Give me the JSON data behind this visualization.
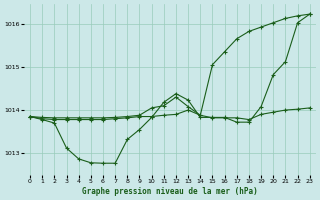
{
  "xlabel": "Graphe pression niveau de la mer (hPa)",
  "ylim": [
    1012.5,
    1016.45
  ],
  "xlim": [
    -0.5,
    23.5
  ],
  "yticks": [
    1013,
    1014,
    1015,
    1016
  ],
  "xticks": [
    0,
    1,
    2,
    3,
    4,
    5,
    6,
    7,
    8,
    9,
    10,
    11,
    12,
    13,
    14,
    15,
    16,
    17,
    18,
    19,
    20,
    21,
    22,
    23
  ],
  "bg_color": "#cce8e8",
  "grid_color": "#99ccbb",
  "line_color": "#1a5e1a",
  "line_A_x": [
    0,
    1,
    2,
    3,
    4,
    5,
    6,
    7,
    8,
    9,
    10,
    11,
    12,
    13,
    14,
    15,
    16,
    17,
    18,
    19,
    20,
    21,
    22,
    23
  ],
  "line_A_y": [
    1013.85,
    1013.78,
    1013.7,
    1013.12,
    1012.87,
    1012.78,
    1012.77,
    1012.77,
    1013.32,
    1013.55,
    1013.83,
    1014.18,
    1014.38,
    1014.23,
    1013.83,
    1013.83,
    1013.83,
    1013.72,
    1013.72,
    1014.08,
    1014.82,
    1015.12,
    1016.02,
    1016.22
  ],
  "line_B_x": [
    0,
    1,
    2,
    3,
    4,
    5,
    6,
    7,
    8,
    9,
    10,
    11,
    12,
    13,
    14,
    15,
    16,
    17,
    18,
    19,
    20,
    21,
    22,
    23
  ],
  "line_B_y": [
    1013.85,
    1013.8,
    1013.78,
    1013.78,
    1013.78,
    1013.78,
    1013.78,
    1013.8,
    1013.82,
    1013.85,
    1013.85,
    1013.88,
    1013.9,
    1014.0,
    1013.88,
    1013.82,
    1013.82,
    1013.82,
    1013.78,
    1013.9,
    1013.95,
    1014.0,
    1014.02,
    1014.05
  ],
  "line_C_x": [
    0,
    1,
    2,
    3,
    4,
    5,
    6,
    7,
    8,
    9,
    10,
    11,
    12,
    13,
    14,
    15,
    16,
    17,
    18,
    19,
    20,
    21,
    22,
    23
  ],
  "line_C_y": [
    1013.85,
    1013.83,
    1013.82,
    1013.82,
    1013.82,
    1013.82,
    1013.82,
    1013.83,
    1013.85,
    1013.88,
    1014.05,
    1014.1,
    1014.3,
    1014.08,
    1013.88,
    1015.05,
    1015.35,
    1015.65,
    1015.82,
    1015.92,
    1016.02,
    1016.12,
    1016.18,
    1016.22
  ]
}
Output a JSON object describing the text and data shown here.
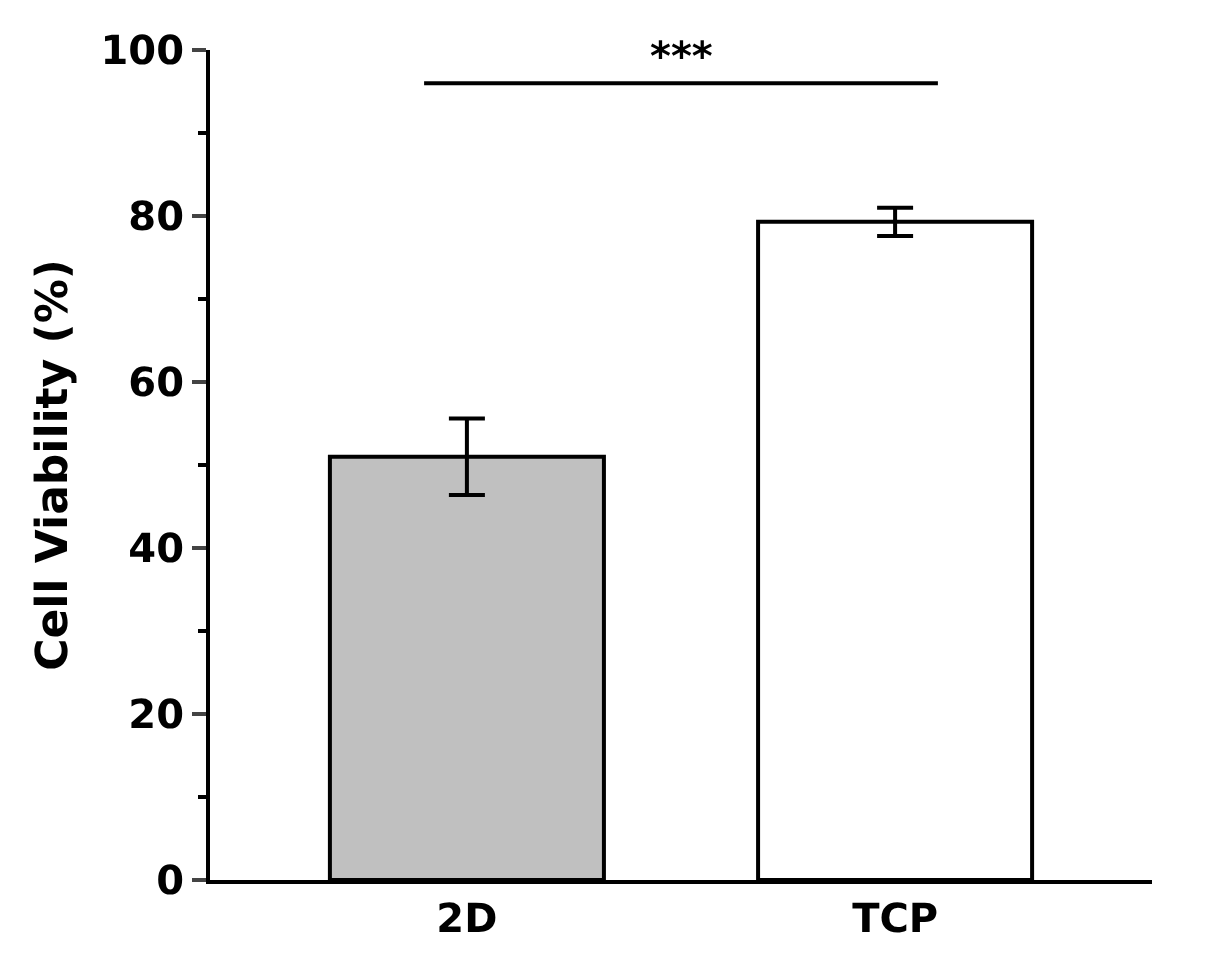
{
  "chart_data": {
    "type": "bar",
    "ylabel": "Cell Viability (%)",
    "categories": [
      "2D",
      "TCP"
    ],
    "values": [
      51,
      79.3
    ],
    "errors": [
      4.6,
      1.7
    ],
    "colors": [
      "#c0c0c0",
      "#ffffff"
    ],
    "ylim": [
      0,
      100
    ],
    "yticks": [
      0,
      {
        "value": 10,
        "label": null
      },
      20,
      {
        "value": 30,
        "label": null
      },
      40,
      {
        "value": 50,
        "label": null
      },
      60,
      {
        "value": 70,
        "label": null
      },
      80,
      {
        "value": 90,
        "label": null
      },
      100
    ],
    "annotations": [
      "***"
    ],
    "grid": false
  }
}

→ **Your instructions**
The records shown above are to be repeated exactly, with the pictures left out.

→ **Task output**
Give me the JSON data behind this visualization.
{
  "xlabel": "Graphe pression niveau de la mer (hPa)",
  "ylim": [
    1012.5,
    1016.45
  ],
  "xlim": [
    -0.5,
    23.5
  ],
  "yticks": [
    1013,
    1014,
    1015,
    1016
  ],
  "xticks": [
    0,
    1,
    2,
    3,
    4,
    5,
    6,
    7,
    8,
    9,
    10,
    11,
    12,
    13,
    14,
    15,
    16,
    17,
    18,
    19,
    20,
    21,
    22,
    23
  ],
  "bg_color": "#cce8e8",
  "grid_color": "#99ccbb",
  "line_color": "#1a5e1a",
  "line_A_x": [
    0,
    1,
    2,
    3,
    4,
    5,
    6,
    7,
    8,
    9,
    10,
    11,
    12,
    13,
    14,
    15,
    16,
    17,
    18,
    19,
    20,
    21,
    22,
    23
  ],
  "line_A_y": [
    1013.85,
    1013.78,
    1013.7,
    1013.12,
    1012.87,
    1012.78,
    1012.77,
    1012.77,
    1013.32,
    1013.55,
    1013.83,
    1014.18,
    1014.38,
    1014.23,
    1013.83,
    1013.83,
    1013.83,
    1013.72,
    1013.72,
    1014.08,
    1014.82,
    1015.12,
    1016.02,
    1016.22
  ],
  "line_B_x": [
    0,
    1,
    2,
    3,
    4,
    5,
    6,
    7,
    8,
    9,
    10,
    11,
    12,
    13,
    14,
    15,
    16,
    17,
    18,
    19,
    20,
    21,
    22,
    23
  ],
  "line_B_y": [
    1013.85,
    1013.8,
    1013.78,
    1013.78,
    1013.78,
    1013.78,
    1013.78,
    1013.8,
    1013.82,
    1013.85,
    1013.85,
    1013.88,
    1013.9,
    1014.0,
    1013.88,
    1013.82,
    1013.82,
    1013.82,
    1013.78,
    1013.9,
    1013.95,
    1014.0,
    1014.02,
    1014.05
  ],
  "line_C_x": [
    0,
    1,
    2,
    3,
    4,
    5,
    6,
    7,
    8,
    9,
    10,
    11,
    12,
    13,
    14,
    15,
    16,
    17,
    18,
    19,
    20,
    21,
    22,
    23
  ],
  "line_C_y": [
    1013.85,
    1013.83,
    1013.82,
    1013.82,
    1013.82,
    1013.82,
    1013.82,
    1013.83,
    1013.85,
    1013.88,
    1014.05,
    1014.1,
    1014.3,
    1014.08,
    1013.88,
    1015.05,
    1015.35,
    1015.65,
    1015.82,
    1015.92,
    1016.02,
    1016.12,
    1016.18,
    1016.22
  ]
}
Output a JSON object describing the text and data shown here.
{
  "chart_data": {
    "type": "bar",
    "ylabel": "Cell Viability (%)",
    "categories": [
      "2D",
      "TCP"
    ],
    "values": [
      51,
      79.3
    ],
    "errors": [
      4.6,
      1.7
    ],
    "colors": [
      "#c0c0c0",
      "#ffffff"
    ],
    "ylim": [
      0,
      100
    ],
    "yticks": [
      0,
      {
        "value": 10,
        "label": null
      },
      20,
      {
        "value": 30,
        "label": null
      },
      40,
      {
        "value": 50,
        "label": null
      },
      60,
      {
        "value": 70,
        "label": null
      },
      80,
      {
        "value": 90,
        "label": null
      },
      100
    ],
    "annotations": [
      "***"
    ],
    "grid": false
  }
}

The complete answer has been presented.